──────── Stored records ────────
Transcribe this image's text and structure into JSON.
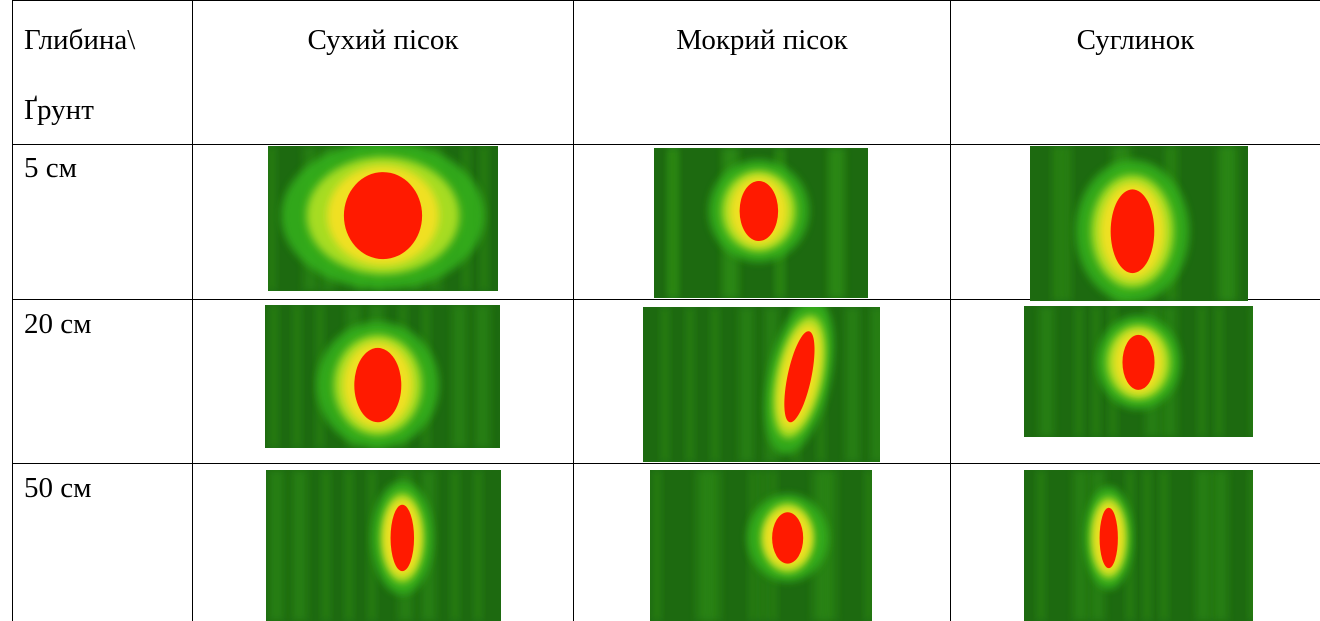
{
  "table": {
    "corner": [
      "Глибина\\",
      "Ґрунт"
    ],
    "columns": [
      "Сухий пісок",
      "Мокрий пісок",
      "Суглинок"
    ],
    "rows": [
      "5 см",
      "20 см",
      "50 см"
    ]
  }
}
────────
■ **Task to carry out**
Output all of the records exactly as they appear above, but not the pictures.

■ **Solution to this problem**
Transcribe this image's text and structure into JSON.
{
  "table": {
    "corner": [
      "Глибина\\",
      "Ґрунт"
    ],
    "columns": [
      "Сухий пісок",
      "Мокрий пісок",
      "Суглинок"
    ],
    "rows": [
      "5 см",
      "20 см",
      "50 см"
    ]
  }
}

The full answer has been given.